■ **Passage to read**
......
Step 1: Prepare the Potatoes for Baking (First Bake)

  1. Preheat Oven to 400°F (200°C): Start by preheating your oven to 400°F (200°C). This temperature is ideal for baking potatoes, ensuring they cook through evenly and develop a crispy skin without burning.
  2. Wash and Dry Potatoes: Thoroughly wash the Russet potatoes under cold running water to remove any dirt or debris. Scrub them gently with a vegetable brush if necessary. Pat the potatoes completely dry with a clean kitchen towel or paper towels. Drying the potatoes is crucial for achieving crispy skins, as excess moisture can lead to steaming instead of baking.
  3. Prepare Potato Skins: Using a fork, pierce each potato several times. This allows steam to escape during baking, preventing the potatoes from exploding and ensuring even cooking. In a small bowl, combine the 4 tablespoons of olive oil, 1 teaspoon of salt, and ½ teaspoon of black pepper. Mix well to combine.
  4. Coat Potatoes with Oil Mixture: Place the dried potatoes on a baking sheet. Using your hands or a pastry brush, generously rub the olive oil mixture all over the potatoes, ensuring every part of the skin is coated. This oil coating is what will give you those beautifully crispy skins.
......
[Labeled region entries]
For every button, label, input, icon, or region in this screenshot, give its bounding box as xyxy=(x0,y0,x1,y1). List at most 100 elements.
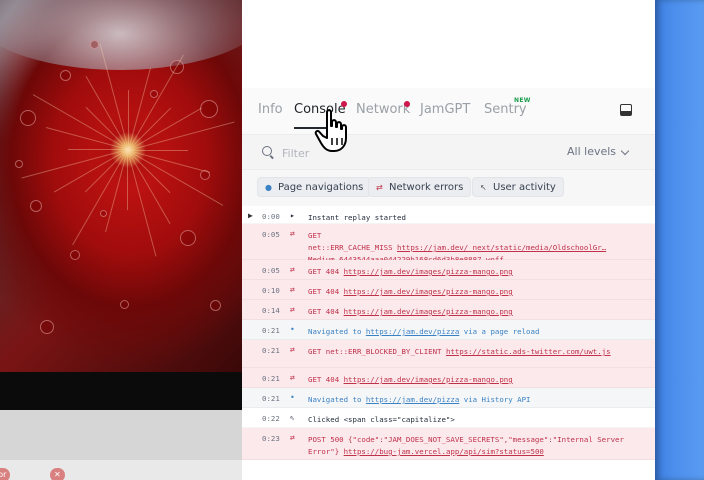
log-row[interactable]: 0:05 ⇄ GET net::ERR_CACHE_MISS https://jam… xyxy=(242,224,655,264)
log-message: GET 404 https://jam.dev/images/pizza-man… xyxy=(308,374,645,386)
log-timestamp: 0:21 xyxy=(262,326,280,335)
network-icon: ⇄ xyxy=(290,305,295,314)
hand-cursor-icon xyxy=(314,109,347,152)
background-window-edge xyxy=(655,0,704,480)
video-player[interactable]: br ✕ xyxy=(0,0,242,480)
log-row[interactable]: 0:23 ⇄ POST 500 {"code":"JAM_DOES_NOT_SAVE… xyxy=(242,428,655,460)
log-link[interactable]: https://bug-jam.vercel.app/api/sim?statu… xyxy=(344,447,544,456)
dock-panel-icon[interactable] xyxy=(620,104,632,116)
bubble xyxy=(20,110,36,126)
ray xyxy=(32,94,129,150)
log-row[interactable]: 0:22 ⇖ Clicked <span class="capitalize"> xyxy=(242,408,655,428)
expand-icon[interactable]: ▶ xyxy=(248,211,253,220)
screen: br ✕ Info Console Network JamGPT Sentry … xyxy=(0,0,704,480)
tab-sentry[interactable]: Sentry xyxy=(484,102,527,117)
jam-devtools-panel: Info Console Network JamGPT Sentry NEW A… xyxy=(242,0,655,480)
log-timestamp: 0:23 xyxy=(262,434,280,443)
filter-chips: ● Page navigations ⇄ Network errors ↖ Us… xyxy=(242,170,655,206)
search-icon xyxy=(262,146,272,156)
log-message: Instant replay started xyxy=(308,212,645,224)
new-badge: NEW xyxy=(514,97,531,104)
ray xyxy=(105,149,128,233)
log-text: Instant replay started xyxy=(308,213,406,222)
log-link[interactable]: https://static.ads-twitter.com/uwt.js xyxy=(446,347,611,356)
log-timestamp: 0:00 xyxy=(262,212,280,221)
close-chip-icon[interactable]: ✕ xyxy=(50,468,65,480)
log-row[interactable]: 0:05 ⇄ GET 404 https://jam.dev/images/pizz… xyxy=(242,260,655,280)
log-message: GET 404 https://jam.dev/images/pizza-man… xyxy=(308,286,645,298)
network-notification-dot xyxy=(404,101,410,107)
chip-network-errors[interactable]: ⇄ Network errors xyxy=(368,177,472,197)
log-timestamp: 0:14 xyxy=(262,306,280,315)
panel-header-blank xyxy=(242,0,655,88)
log-level-select[interactable]: All levels xyxy=(567,145,616,158)
tab-network[interactable]: Network xyxy=(356,102,410,117)
log-text: GET net::ERR_CACHE_MISS xyxy=(308,231,393,252)
log-link[interactable]: https://jam.dev/images/pizza-mango.png xyxy=(344,267,513,276)
play-icon: ▸ xyxy=(290,211,295,220)
bubble xyxy=(15,160,23,168)
bottom-strip xyxy=(0,460,242,480)
chip-page-navigations[interactable]: ● Page navigations xyxy=(257,177,372,197)
log-text: GET 404 xyxy=(308,375,344,384)
log-link[interactable]: https://jam.dev/pizza xyxy=(366,395,459,404)
pointer-icon: ↖ xyxy=(480,183,487,192)
log-message: GET net::ERR_BLOCKED_BY_CLIENT https://s… xyxy=(308,346,645,358)
bubble xyxy=(30,200,42,212)
log-timestamp: 0:21 xyxy=(262,394,280,403)
filter-bar: All levels xyxy=(242,135,655,170)
chip-user-activity[interactable]: ↖ User activity xyxy=(472,177,564,197)
bubble xyxy=(70,250,80,260)
log-link[interactable]: https://jam.dev/images/pizza-mango.png xyxy=(344,375,513,384)
network-icon: ⇄ xyxy=(290,373,295,382)
log-text: GET 404 xyxy=(308,267,344,276)
log-text: GET net::ERR_BLOCKED_BY_CLIENT xyxy=(308,347,446,356)
log-row[interactable]: 0:21 • Navigated to https://jam.dev/pizza … xyxy=(242,320,655,340)
page-icon: • xyxy=(290,325,295,334)
chip-label: Network errors xyxy=(389,182,464,193)
log-text-suffix: via a page reload xyxy=(459,327,540,336)
network-icon: ⇄ xyxy=(290,285,295,294)
log-text: Clicked <span class="capitalize"> xyxy=(308,415,455,424)
log-text: GET 404 xyxy=(308,307,344,316)
chip-label: User activity xyxy=(493,182,556,193)
log-row[interactable]: ▶ 0:00 ▸ Instant replay started xyxy=(242,206,655,224)
log-text: Navigated to xyxy=(308,327,366,336)
log-row[interactable]: 0:21 ⇄ GET 404 https://jam.dev/images/pizz… xyxy=(242,368,655,388)
ray xyxy=(128,150,188,151)
network-icon: ⇄ xyxy=(290,265,295,274)
bubble xyxy=(100,210,107,217)
log-row[interactable]: 0:21 ⇄ GET net::ERR_BLOCKED_BY_CLIENT http… xyxy=(242,340,655,368)
log-timestamp: 0:10 xyxy=(262,286,280,295)
filter-input[interactable] xyxy=(280,144,484,162)
log-row[interactable]: 0:14 ⇄ GET 404 https://jam.dev/images/pizz… xyxy=(242,300,655,320)
log-timestamp: 0:21 xyxy=(262,346,280,355)
log-link[interactable]: https://jam.dev/images/pizza-mango.png xyxy=(344,287,513,296)
bubble xyxy=(90,40,99,49)
network-icon: ⇄ xyxy=(290,345,295,354)
log-timestamp: 0:22 xyxy=(262,414,280,423)
tab-jamgpt[interactable]: JamGPT xyxy=(420,102,470,117)
log-text: Navigated to xyxy=(308,395,366,404)
bubble xyxy=(120,300,129,309)
pointer-icon: ⇖ xyxy=(290,413,295,422)
log-timestamp: 0:05 xyxy=(262,230,280,239)
log-row[interactable]: 0:10 ⇄ GET 404 https://jam.dev/images/pizz… xyxy=(242,280,655,300)
tab-info[interactable]: Info xyxy=(258,102,283,117)
log-timestamp: 0:21 xyxy=(262,374,280,383)
log-message: GET 404 https://jam.dev/images/pizza-man… xyxy=(308,266,645,278)
page-icon: ● xyxy=(265,183,272,192)
video-frame xyxy=(0,0,242,372)
video-letterbox xyxy=(0,372,242,410)
log-link[interactable]: https://jam.dev/images/pizza-mango.png xyxy=(344,307,513,316)
bubble xyxy=(60,70,71,81)
ray xyxy=(128,121,235,151)
log-row[interactable]: 0:21 • Navigated to https://jam.dev/pizza … xyxy=(242,388,655,408)
log-text-suffix: via History API xyxy=(459,395,531,404)
log-timestamp: 0:05 xyxy=(262,266,280,275)
bubble xyxy=(40,320,54,334)
log-link[interactable]: https://jam.dev/pizza xyxy=(366,327,459,336)
console-log: ▶ 0:00 ▸ Instant replay started 0:05 ⇄ GET net… xyxy=(242,206,655,480)
chip-label: Page navigations xyxy=(278,182,364,193)
chevron-down-icon[interactable] xyxy=(620,146,630,156)
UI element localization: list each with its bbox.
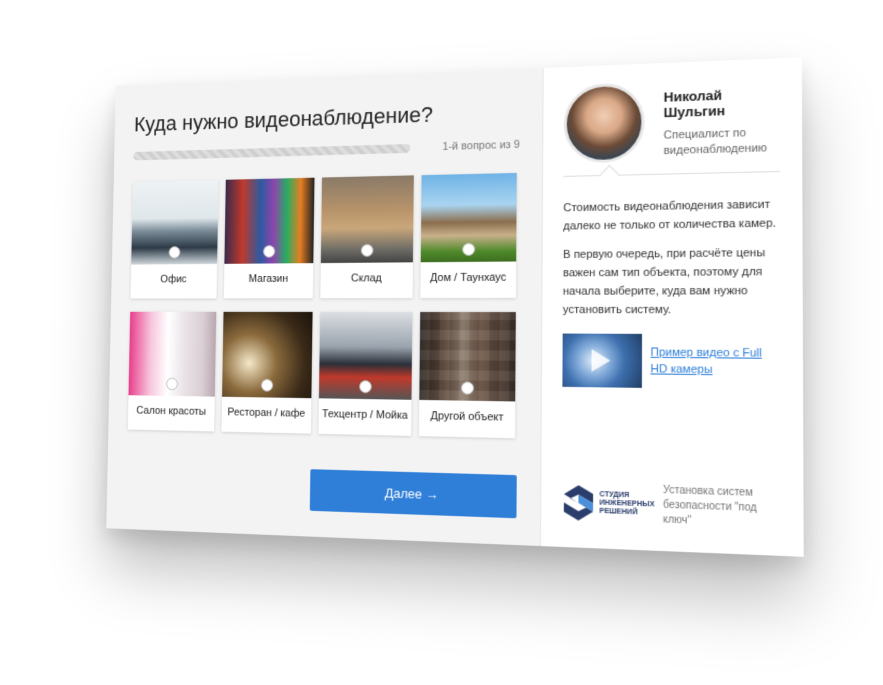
option-label: Ресторан / кафе [227,406,306,420]
radio-house[interactable] [462,242,476,256]
video-link[interactable]: Пример видео с Full HD камеры [650,344,780,379]
option-label: Техцентр / Мойка [322,408,408,422]
company-logo: СТУДИЯ ИНЖЕНЕРНЫХ РЕШЕНИЙ [562,484,663,525]
divider [563,164,781,184]
quiz-panel: Куда нужно видеонаблюдение? 1-й вопрос и… [106,68,543,547]
progress-row: 1-й вопрос из 9 [133,139,520,162]
car-service-photo [318,311,413,400]
option-shop[interactable]: Магазин [223,177,315,299]
speech-notch [599,164,619,184]
option-label: Салон красоты [136,404,207,418]
option-office[interactable]: Офис [130,179,219,299]
option-house[interactable]: Дом / Таунхаус [420,172,517,299]
option-label: Офис [160,273,187,286]
radio-other[interactable] [460,381,475,395]
option-warehouse[interactable]: Склад [320,175,414,299]
expert-name: Николай Шульгин [663,87,726,121]
house-photo [420,172,517,263]
warehouse-photo [320,175,414,264]
shop-photo [224,177,315,264]
restaurant-photo [222,311,313,399]
other-object-photo [419,311,516,402]
option-salon[interactable]: Салон красоты [127,311,217,432]
logo-text: СТУДИЯ ИНЖЕНЕРНЫХ РЕШЕНИЙ [599,491,655,517]
radio-restaurant[interactable] [260,378,274,392]
expert-role: Специалист по видеонаблюдению [663,126,768,158]
office-photo [131,179,219,265]
radio-salon[interactable] [166,377,178,391]
option-restaurant[interactable]: Ресторан / кафе [221,311,313,434]
play-icon [591,349,611,372]
footer: СТУДИЯ ИНЖЕНЕРНЫХ РЕШЕНИЙ Установка сист… [562,481,786,533]
option-label: Склад [350,272,382,285]
question-title: Куда нужно видеонаблюдение? [133,101,434,137]
option-label: Другой объект [430,410,504,424]
scene: Куда нужно видеонаблюдение? 1-й вопрос и… [0,0,883,685]
radio-shop[interactable] [263,245,276,258]
video-example[interactable]: Пример видео с Full HD камеры [562,333,780,390]
avatar [563,82,645,164]
logo-icon [563,484,594,522]
expert-info: Николай Шульгин Специалист по видеонаблю… [664,77,781,159]
option-label: Дом / Таунхаус [430,271,507,285]
video-thumbnail[interactable] [562,333,643,388]
options-grid: Офис Магазин Склад Дом / Таунхаус Салон … [127,172,520,439]
option-car-service[interactable]: Техцентр / Мойка [318,311,413,436]
option-other[interactable]: Другой объект [418,311,516,439]
step-counter: 1-й вопрос из 9 [442,138,521,153]
expert-message: Стоимость видеонаблюдения зависит далеко… [563,195,781,320]
message-paragraph-2: В первую очередь, при расчёте цены важен… [562,246,766,317]
message-paragraph-1: Стоимость видеонаблюдения зависит далеко… [563,198,777,233]
salon-photo [128,311,217,397]
radio-warehouse[interactable] [360,243,374,257]
expert-header: Николай Шульгин Специалист по видеонаблю… [563,77,781,164]
progress-bar [133,143,411,160]
option-label: Магазин [248,273,289,285]
quiz-card: Куда нужно видеонаблюдение? 1-й вопрос и… [106,57,804,557]
radio-office[interactable] [168,246,181,259]
expert-panel: Николай Шульгин Специалист по видеонаблю… [539,57,804,557]
radio-car-service[interactable] [359,380,372,394]
next-button[interactable]: Далее → [309,469,517,519]
footer-note: Установка систем безопасности "под ключ" [662,484,757,527]
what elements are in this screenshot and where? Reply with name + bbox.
......
Pick up the potato baking steps after the final sentence and continue the recipe.

■ **Right answer**
  5. Bake Potatoes: Place the prepared baking sheet in the preheated oven and bake for 45-60 minutes, or until the potatoes are easily pierced with a fork and feel soft when gently squeezed. The baking time will vary depending on the size of your potatoes. Start checking for doneness around 45 minutes and adjust the time accordingly.

Step 2: Prepare the Potato Filling

  1. Cool Potatoes Slightly: Once the potatoes are baked, carefully remove them from the oven and let them cool slightly until they are cool enough to handle but still warm. This will make them easier to scoop out and mash.
  2. Cut Potatoes in Half: Using a sharp knife, carefully cut each baked potato in half lengthwise.
  3. Scoop out Potato Flesh: Using a spoon, carefully scoop out the flesh of each potato half, leaving a thin shell of potato skin intact. Try to leave about ¼ inch of potato flesh attached to the skin to provide structure and prevent the skins from becoming too thin and fragile. Place the scooped-out potato flesh into a large mixing bowl.
  4. Mash Potato Flesh: Using a potato masher or a fork, mash the scooped-out potato flesh until it is smooth and mostly lump-free. You can also use a ricer for an even smoother texture if desired.
  5. Add Filling Ingredients: To the mashed potatoes in the bowl, add the softened cream cheese, sour cream, shredded cheddar cheese, milk, and chopped green onions. Season with salt and pepper to taste. Remember that you already salted the potato skins, so taste the filling and adjust the seasoning accordingly.
  6. Combine Filling Ingredients: Using a hand mixer or a spoon, mix all the ingredients together until they are well combined and the filling is smooth, creamy, and evenly distributed. Ensure the cream cheese is fully incorporated and there are no lumps.

Step 3: Fill and Bake Potato Bites (Second Bake)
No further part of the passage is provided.